Records from a collection
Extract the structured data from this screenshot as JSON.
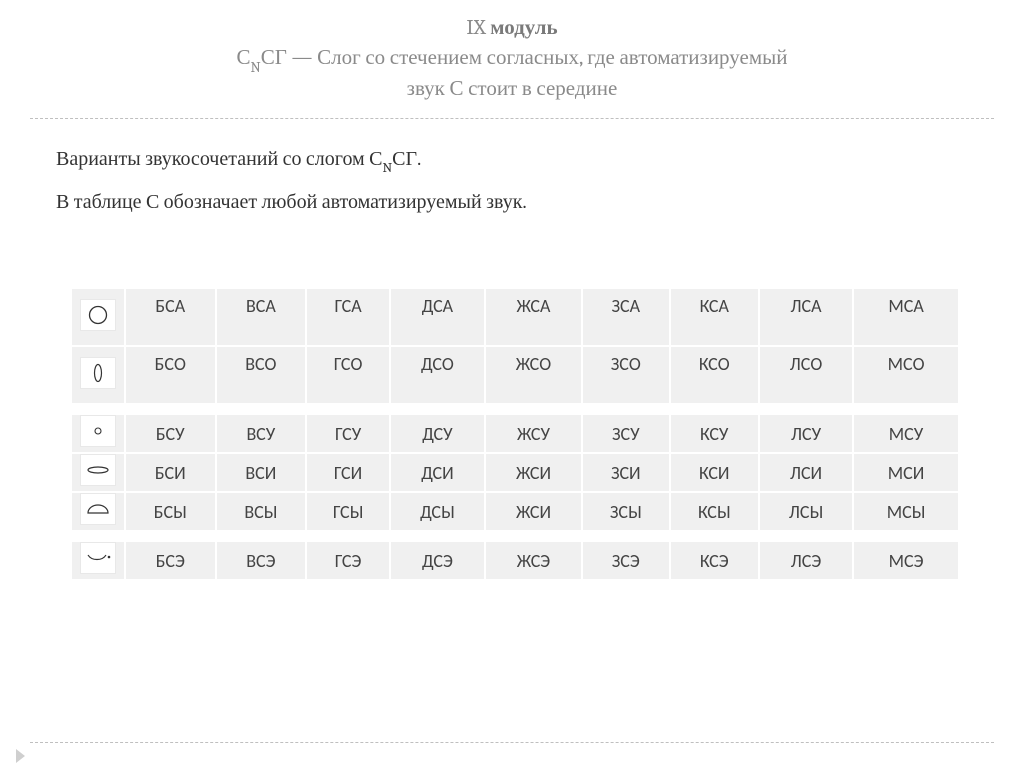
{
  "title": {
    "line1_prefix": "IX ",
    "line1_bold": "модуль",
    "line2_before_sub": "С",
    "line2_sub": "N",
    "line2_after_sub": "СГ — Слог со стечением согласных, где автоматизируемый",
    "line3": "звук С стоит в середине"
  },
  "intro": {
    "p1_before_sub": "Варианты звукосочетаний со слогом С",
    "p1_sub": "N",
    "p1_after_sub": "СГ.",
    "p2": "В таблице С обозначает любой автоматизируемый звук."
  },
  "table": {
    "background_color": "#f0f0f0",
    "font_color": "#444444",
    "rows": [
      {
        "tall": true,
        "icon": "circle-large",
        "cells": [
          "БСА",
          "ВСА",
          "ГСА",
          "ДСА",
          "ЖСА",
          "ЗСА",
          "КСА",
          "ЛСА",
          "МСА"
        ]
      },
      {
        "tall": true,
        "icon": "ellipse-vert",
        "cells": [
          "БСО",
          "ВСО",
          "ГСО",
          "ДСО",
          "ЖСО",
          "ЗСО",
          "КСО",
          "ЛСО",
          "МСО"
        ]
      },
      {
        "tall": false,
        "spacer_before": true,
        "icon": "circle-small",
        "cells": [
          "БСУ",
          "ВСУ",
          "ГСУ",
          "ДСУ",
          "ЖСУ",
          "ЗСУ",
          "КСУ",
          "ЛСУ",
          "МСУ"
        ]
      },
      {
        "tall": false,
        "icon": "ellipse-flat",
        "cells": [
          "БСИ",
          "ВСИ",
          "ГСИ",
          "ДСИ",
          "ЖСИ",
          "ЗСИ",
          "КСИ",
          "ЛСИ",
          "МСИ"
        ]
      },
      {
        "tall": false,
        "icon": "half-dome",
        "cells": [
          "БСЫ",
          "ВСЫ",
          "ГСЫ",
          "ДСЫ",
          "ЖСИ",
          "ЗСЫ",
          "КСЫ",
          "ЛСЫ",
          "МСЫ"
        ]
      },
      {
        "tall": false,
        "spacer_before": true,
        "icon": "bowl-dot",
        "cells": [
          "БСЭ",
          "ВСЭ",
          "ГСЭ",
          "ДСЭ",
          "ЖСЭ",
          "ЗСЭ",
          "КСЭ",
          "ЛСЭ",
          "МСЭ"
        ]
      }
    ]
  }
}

Task brief: Output the records above exactly; leave out the pictures.

Output below:
Extract the structured data from this screenshot as JSON.
{
  "title": {
    "line1_prefix": "IX ",
    "line1_bold": "модуль",
    "line2_before_sub": "С",
    "line2_sub": "N",
    "line2_after_sub": "СГ — Слог со стечением согласных, где автоматизируемый",
    "line3": "звук С стоит в середине"
  },
  "intro": {
    "p1_before_sub": "Варианты звукосочетаний со слогом С",
    "p1_sub": "N",
    "p1_after_sub": "СГ.",
    "p2": "В таблице С обозначает любой автоматизируемый звук."
  },
  "table": {
    "background_color": "#f0f0f0",
    "font_color": "#444444",
    "rows": [
      {
        "tall": true,
        "icon": "circle-large",
        "cells": [
          "БСА",
          "ВСА",
          "ГСА",
          "ДСА",
          "ЖСА",
          "ЗСА",
          "КСА",
          "ЛСА",
          "МСА"
        ]
      },
      {
        "tall": true,
        "icon": "ellipse-vert",
        "cells": [
          "БСО",
          "ВСО",
          "ГСО",
          "ДСО",
          "ЖСО",
          "ЗСО",
          "КСО",
          "ЛСО",
          "МСО"
        ]
      },
      {
        "tall": false,
        "spacer_before": true,
        "icon": "circle-small",
        "cells": [
          "БСУ",
          "ВСУ",
          "ГСУ",
          "ДСУ",
          "ЖСУ",
          "ЗСУ",
          "КСУ",
          "ЛСУ",
          "МСУ"
        ]
      },
      {
        "tall": false,
        "icon": "ellipse-flat",
        "cells": [
          "БСИ",
          "ВСИ",
          "ГСИ",
          "ДСИ",
          "ЖСИ",
          "ЗСИ",
          "КСИ",
          "ЛСИ",
          "МСИ"
        ]
      },
      {
        "tall": false,
        "icon": "half-dome",
        "cells": [
          "БСЫ",
          "ВСЫ",
          "ГСЫ",
          "ДСЫ",
          "ЖСИ",
          "ЗСЫ",
          "КСЫ",
          "ЛСЫ",
          "МСЫ"
        ]
      },
      {
        "tall": false,
        "spacer_before": true,
        "icon": "bowl-dot",
        "cells": [
          "БСЭ",
          "ВСЭ",
          "ГСЭ",
          "ДСЭ",
          "ЖСЭ",
          "ЗСЭ",
          "КСЭ",
          "ЛСЭ",
          "МСЭ"
        ]
      }
    ]
  }
}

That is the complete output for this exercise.